Objective:
Leaving out the pictures, transcribe all of the records faithfully.

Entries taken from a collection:
# # # # # # #

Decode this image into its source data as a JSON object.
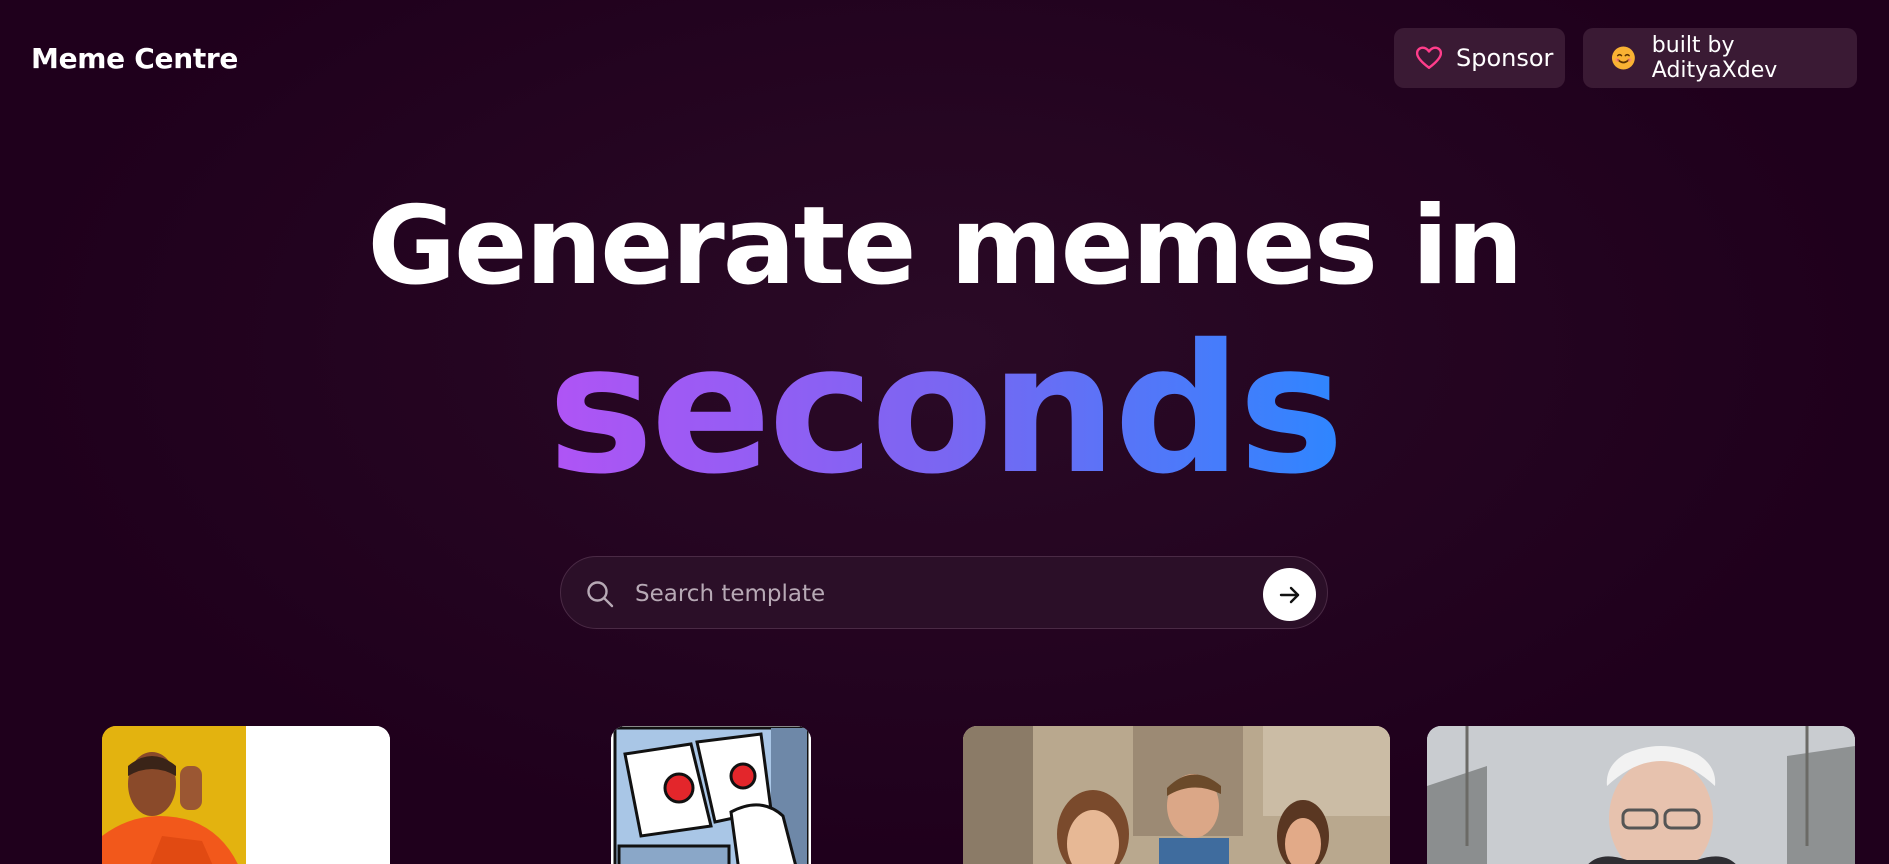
{
  "header": {
    "brand": "Meme Centre",
    "sponsor_label": "Sponsor",
    "built_by_label": "built by AdityaXdev",
    "sponsor_icon": "heart-icon",
    "built_by_icon": "smiling-face-emoji-icon"
  },
  "hero": {
    "line1": "Generate memes in",
    "line2": "seconds",
    "gradient_colors": [
      "#b054f5",
      "#2e86ff"
    ]
  },
  "search": {
    "placeholder": "Search template",
    "value": "",
    "submit_icon": "arrow-right-icon"
  },
  "templates": [
    {
      "name": "drake-hotline-bling"
    },
    {
      "name": "two-buttons"
    },
    {
      "name": "distracted-boyfriend"
    },
    {
      "name": "bernie-asking-for-support"
    }
  ],
  "colors": {
    "background": "#21001e",
    "button_bg": "#3a1a34",
    "heart": "#ff3d8b"
  }
}
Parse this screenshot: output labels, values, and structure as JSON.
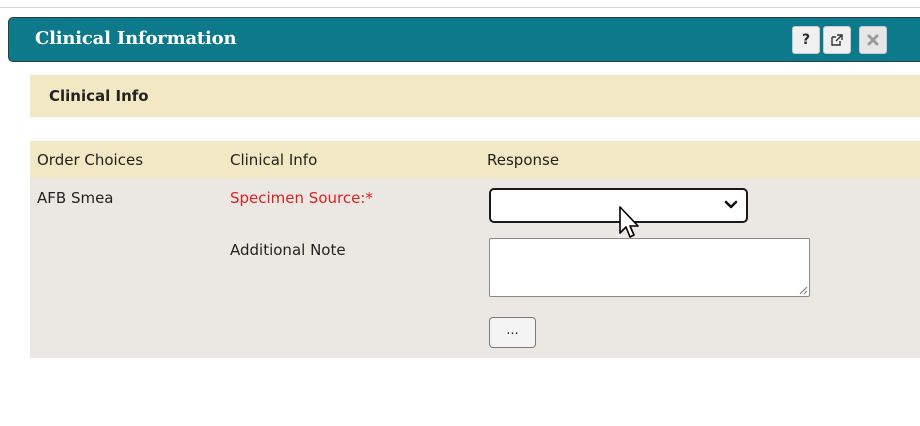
{
  "dialog": {
    "title": "Clinical Information",
    "buttons": {
      "help_label": "?",
      "popout_icon": "popout-icon",
      "close_icon": "close-icon"
    },
    "colors": {
      "titlebar": "#0c7a8a",
      "section_bg": "#f2e8c4",
      "body_bg": "#ebe8e4",
      "required": "#e02020"
    }
  },
  "section": {
    "title": "Clinical Info"
  },
  "table": {
    "headers": [
      "Order Choices",
      "Clinical Info",
      "Response"
    ],
    "row": {
      "order_choice": "AFB Smea",
      "fields": [
        {
          "label": "Specimen Source:*",
          "required": true,
          "type": "select",
          "value": ""
        },
        {
          "label": "Additional Note",
          "required": false,
          "type": "textarea",
          "value": ""
        }
      ],
      "more_button_label": "..."
    }
  },
  "cursor": {
    "icon": "pointer-arrow-icon"
  }
}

# # # # # # #

Answer to the task:
Decode this image into its source data as a JSON object.
{
  "header": {
    "brand": "Meme Centre",
    "sponsor_label": "Sponsor",
    "built_by_label": "built by AdityaXdev",
    "sponsor_icon": "heart-icon",
    "built_by_icon": "smiling-face-emoji-icon"
  },
  "hero": {
    "line1": "Generate memes in",
    "line2": "seconds",
    "gradient_colors": [
      "#b054f5",
      "#2e86ff"
    ]
  },
  "search": {
    "placeholder": "Search template",
    "value": "",
    "submit_icon": "arrow-right-icon"
  },
  "templates": [
    {
      "name": "drake-hotline-bling"
    },
    {
      "name": "two-buttons"
    },
    {
      "name": "distracted-boyfriend"
    },
    {
      "name": "bernie-asking-for-support"
    }
  ],
  "colors": {
    "background": "#21001e",
    "button_bg": "#3a1a34",
    "heart": "#ff3d8b"
  }
}
Parse this screenshot: output labels, values, and structure as JSON.
{
  "dialog": {
    "title": "Clinical Information",
    "buttons": {
      "help_label": "?",
      "popout_icon": "popout-icon",
      "close_icon": "close-icon"
    },
    "colors": {
      "titlebar": "#0c7a8a",
      "section_bg": "#f2e8c4",
      "body_bg": "#ebe8e4",
      "required": "#e02020"
    }
  },
  "section": {
    "title": "Clinical Info"
  },
  "table": {
    "headers": [
      "Order Choices",
      "Clinical Info",
      "Response"
    ],
    "row": {
      "order_choice": "AFB Smea",
      "fields": [
        {
          "label": "Specimen Source:*",
          "required": true,
          "type": "select",
          "value": ""
        },
        {
          "label": "Additional Note",
          "required": false,
          "type": "textarea",
          "value": ""
        }
      ],
      "more_button_label": "..."
    }
  },
  "cursor": {
    "icon": "pointer-arrow-icon"
  }
}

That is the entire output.